What the task requires >> Each line from the one containing "Serialize everything readable" to the last line of the listing below is to be duplicated exactly, and no picture is to be carried over.

Information shown >>
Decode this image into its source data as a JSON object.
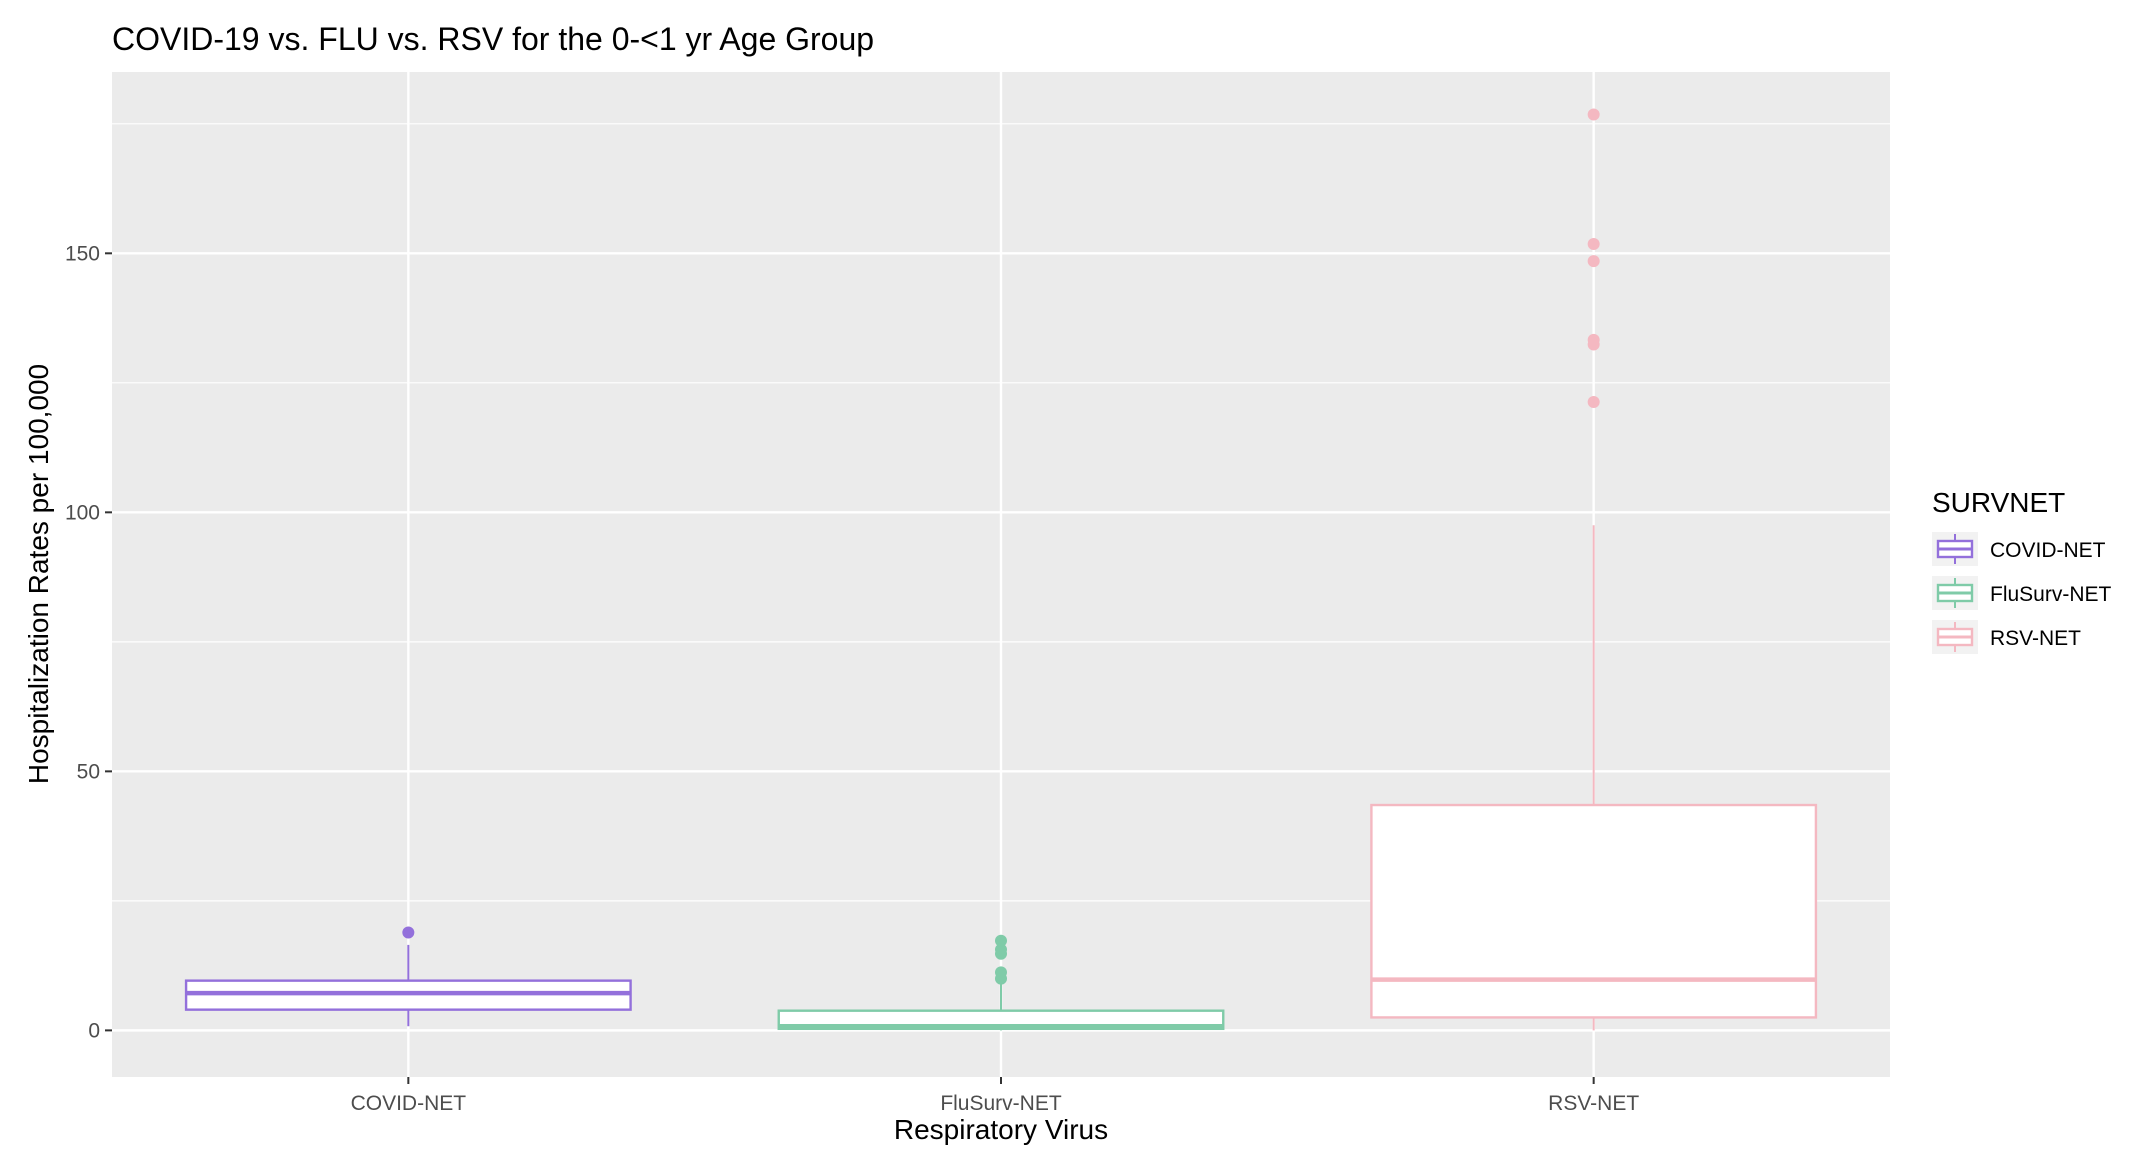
{
  "chart_data": {
    "type": "boxplot",
    "title": "COVID-19 vs. FLU vs. RSV for the 0-<1 yr Age Group",
    "xlabel": "Respiratory Virus",
    "ylabel": "Hospitalization Rates per 100,000",
    "ylim": [
      -9,
      185
    ],
    "yticks": [
      0,
      50,
      100,
      150
    ],
    "grid": true,
    "legend": {
      "title": "SURVNET",
      "placement": "right"
    },
    "categories": [
      "COVID-NET",
      "FluSurv-NET",
      "RSV-NET"
    ],
    "series": [
      {
        "name": "COVID-NET",
        "color": "#9370db",
        "whisker_low": 0.8,
        "q1": 4.0,
        "median": 7.2,
        "q3": 9.6,
        "whisker_high": 16.5,
        "outliers": [
          18.9
        ]
      },
      {
        "name": "FluSurv-NET",
        "color": "#7fcba8",
        "whisker_low": 0.0,
        "q1": 0.3,
        "median": 0.8,
        "q3": 3.8,
        "whisker_high": 9.5,
        "outliers": [
          10.0,
          11.2,
          14.8,
          15.6,
          17.3
        ]
      },
      {
        "name": "RSV-NET",
        "color": "#f4b8c1",
        "whisker_low": 0.0,
        "q1": 2.5,
        "median": 9.8,
        "q3": 43.5,
        "whisker_high": 97.5,
        "outliers": [
          121.3,
          132.4,
          133.3,
          148.5,
          151.8,
          176.8
        ]
      }
    ]
  }
}
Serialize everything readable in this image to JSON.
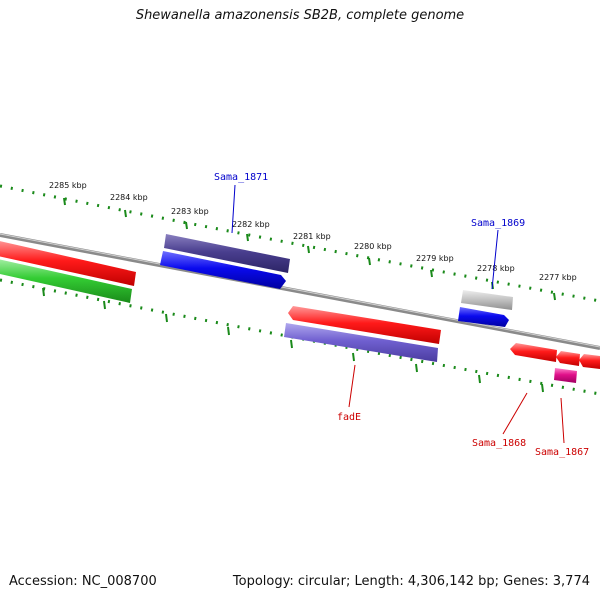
{
  "title": "Shewanella amazonensis SB2B, complete genome",
  "footer": {
    "accession": "Accession: NC_008700",
    "summary": "Topology: circular; Length: 4,306,142 bp; Genes: 3,774"
  },
  "scale_labels": [
    "2285 kbp",
    "2284 kbp",
    "2283 kbp",
    "2282 kbp",
    "2281 kbp",
    "2280 kbp",
    "2279 kbp",
    "2278 kbp",
    "2277 kbp"
  ],
  "gene_labels": {
    "sama_1871": "Sama_1871",
    "sama_1869": "Sama_1869",
    "fade": "fadE",
    "sama_1868": "Sama_1868",
    "sama_1867": "Sama_1867"
  },
  "colors": {
    "backbone": "#8a8a8a",
    "scale_ticks": "#1a8a1a",
    "forward_label": "#0000cc",
    "reverse_label": "#cc0000",
    "red_gene": "#ff1a1a",
    "green_gene": "#33cc33",
    "dark_purple_gene": "#4a3f8f",
    "blue_gene": "#0a0aee",
    "light_purple_gene": "#7060d0",
    "gray_gene": "#c0c0c0",
    "magenta_gene": "#e0108a"
  }
}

Response to this task >>
Serialize everything readable in this image to JSON.
{
  "title": "Shewanella amazonensis SB2B, complete genome",
  "footer": {
    "accession": "Accession: NC_008700",
    "summary": "Topology: circular; Length: 4,306,142 bp; Genes: 3,774"
  },
  "scale_labels": [
    "2285 kbp",
    "2284 kbp",
    "2283 kbp",
    "2282 kbp",
    "2281 kbp",
    "2280 kbp",
    "2279 kbp",
    "2278 kbp",
    "2277 kbp"
  ],
  "gene_labels": {
    "sama_1871": "Sama_1871",
    "sama_1869": "Sama_1869",
    "fade": "fadE",
    "sama_1868": "Sama_1868",
    "sama_1867": "Sama_1867"
  },
  "colors": {
    "backbone": "#8a8a8a",
    "scale_ticks": "#1a8a1a",
    "forward_label": "#0000cc",
    "reverse_label": "#cc0000",
    "red_gene": "#ff1a1a",
    "green_gene": "#33cc33",
    "dark_purple_gene": "#4a3f8f",
    "blue_gene": "#0a0aee",
    "light_purple_gene": "#7060d0",
    "gray_gene": "#c0c0c0",
    "magenta_gene": "#e0108a"
  }
}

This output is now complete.